Here are records with pictures in them. Copy all of them exactly and leave the pictures out.

— Start of Entries supplied —

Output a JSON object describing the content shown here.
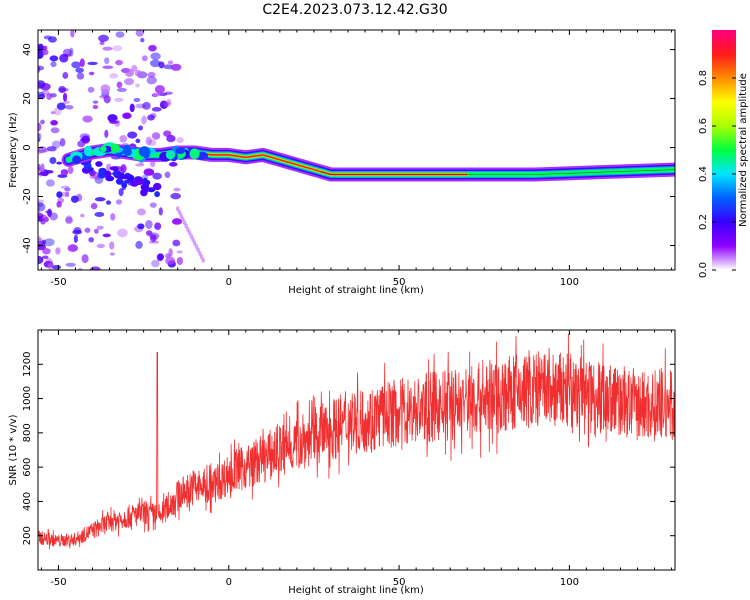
{
  "title": "C2E4.2023.073.12.42.G30",
  "chart_data": [
    {
      "type": "heatmap",
      "title": "",
      "xlabel": "Height of straight line (km)",
      "ylabel": "Frequency (Hz)",
      "xlim": [
        -56,
        131
      ],
      "ylim": [
        -50,
        48
      ],
      "xticks": [
        -50,
        0,
        50,
        100
      ],
      "yticks": [
        -40,
        -20,
        0,
        20,
        40
      ],
      "ridge": {
        "x": [
          -47,
          -40,
          -35,
          -30,
          -25,
          -20,
          -15,
          -10,
          -5,
          0,
          5,
          10,
          15,
          20,
          25,
          30,
          35,
          50,
          70,
          90,
          110,
          131
        ],
        "y": [
          -5,
          -2,
          -1,
          -2,
          -3,
          -3,
          -2,
          -2,
          -3,
          -3,
          -4,
          -3,
          -5,
          -7,
          -9,
          -11,
          -11,
          -11,
          -11,
          -11,
          -10,
          -9
        ]
      },
      "colorbar": {
        "label": "Normalized spectral amplitude",
        "range": [
          0,
          1
        ],
        "ticks": [
          0.0,
          0.2,
          0.4,
          0.6,
          0.8
        ],
        "tick_labels": [
          "0.0",
          "0.2",
          "0.4",
          "0.6",
          "0.8"
        ],
        "colors": [
          "#ffffff",
          "#8f00ff",
          "#3a00ff",
          "#0060ff",
          "#00e5ff",
          "#00ff40",
          "#aaff00",
          "#ffff00",
          "#ff8c00",
          "#ff1a1a",
          "#ff0080"
        ]
      }
    },
    {
      "type": "line",
      "title": "",
      "xlabel": "Height of straight line (km)",
      "ylabel": "SNR (10 * v/v)",
      "xlim": [
        -56,
        131
      ],
      "ylim": [
        0,
        1400
      ],
      "xticks": [
        -50,
        0,
        50,
        100
      ],
      "yticks": [
        200,
        400,
        600,
        800,
        1000,
        1200
      ],
      "color": "#f03030",
      "x": [
        -56,
        -50,
        -45,
        -40,
        -35,
        -30,
        -25,
        -20,
        -15,
        -10,
        -5,
        0,
        5,
        10,
        15,
        20,
        25,
        30,
        35,
        40,
        50,
        60,
        70,
        80,
        90,
        100,
        110,
        120,
        131
      ],
      "y": [
        190,
        170,
        180,
        230,
        280,
        310,
        330,
        320,
        430,
        490,
        480,
        560,
        600,
        650,
        700,
        740,
        780,
        820,
        860,
        880,
        920,
        950,
        980,
        1020,
        1050,
        1040,
        1010,
        960,
        960
      ],
      "spike": {
        "x": -21,
        "y": 1270
      }
    }
  ]
}
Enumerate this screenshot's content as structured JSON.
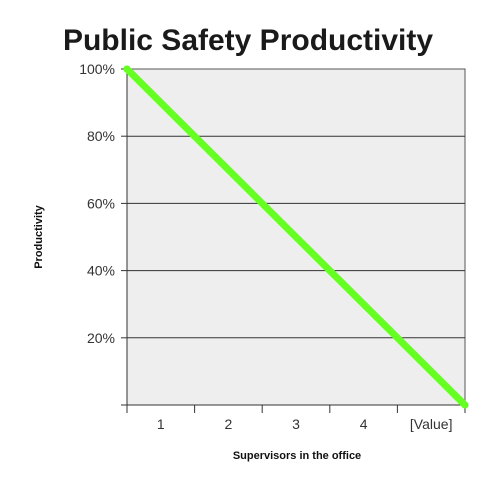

— End of Entries supplied —

Reply:
Output a JSON object describing the content shown here.
{
  "title": "C2E4.2023.073.12.42.G30",
  "chart_data": [
    {
      "type": "heatmap",
      "title": "",
      "xlabel": "Height of straight line (km)",
      "ylabel": "Frequency (Hz)",
      "xlim": [
        -56,
        131
      ],
      "ylim": [
        -50,
        48
      ],
      "xticks": [
        -50,
        0,
        50,
        100
      ],
      "yticks": [
        -40,
        -20,
        0,
        20,
        40
      ],
      "ridge": {
        "x": [
          -47,
          -40,
          -35,
          -30,
          -25,
          -20,
          -15,
          -10,
          -5,
          0,
          5,
          10,
          15,
          20,
          25,
          30,
          35,
          50,
          70,
          90,
          110,
          131
        ],
        "y": [
          -5,
          -2,
          -1,
          -2,
          -3,
          -3,
          -2,
          -2,
          -3,
          -3,
          -4,
          -3,
          -5,
          -7,
          -9,
          -11,
          -11,
          -11,
          -11,
          -11,
          -10,
          -9
        ]
      },
      "colorbar": {
        "label": "Normalized spectral amplitude",
        "range": [
          0,
          1
        ],
        "ticks": [
          0.0,
          0.2,
          0.4,
          0.6,
          0.8
        ],
        "tick_labels": [
          "0.0",
          "0.2",
          "0.4",
          "0.6",
          "0.8"
        ],
        "colors": [
          "#ffffff",
          "#8f00ff",
          "#3a00ff",
          "#0060ff",
          "#00e5ff",
          "#00ff40",
          "#aaff00",
          "#ffff00",
          "#ff8c00",
          "#ff1a1a",
          "#ff0080"
        ]
      }
    },
    {
      "type": "line",
      "title": "",
      "xlabel": "Height of straight line (km)",
      "ylabel": "SNR (10 * v/v)",
      "xlim": [
        -56,
        131
      ],
      "ylim": [
        0,
        1400
      ],
      "xticks": [
        -50,
        0,
        50,
        100
      ],
      "yticks": [
        200,
        400,
        600,
        800,
        1000,
        1200
      ],
      "color": "#f03030",
      "x": [
        -56,
        -50,
        -45,
        -40,
        -35,
        -30,
        -25,
        -20,
        -15,
        -10,
        -5,
        0,
        5,
        10,
        15,
        20,
        25,
        30,
        35,
        40,
        50,
        60,
        70,
        80,
        90,
        100,
        110,
        120,
        131
      ],
      "y": [
        190,
        170,
        180,
        230,
        280,
        310,
        330,
        320,
        430,
        490,
        480,
        560,
        600,
        650,
        700,
        740,
        780,
        820,
        860,
        880,
        920,
        950,
        980,
        1020,
        1050,
        1040,
        1010,
        960,
        960
      ],
      "spike": {
        "x": -21,
        "y": 1270
      }
    }
  ]
}
Enumerate this screenshot's content as structured JSON.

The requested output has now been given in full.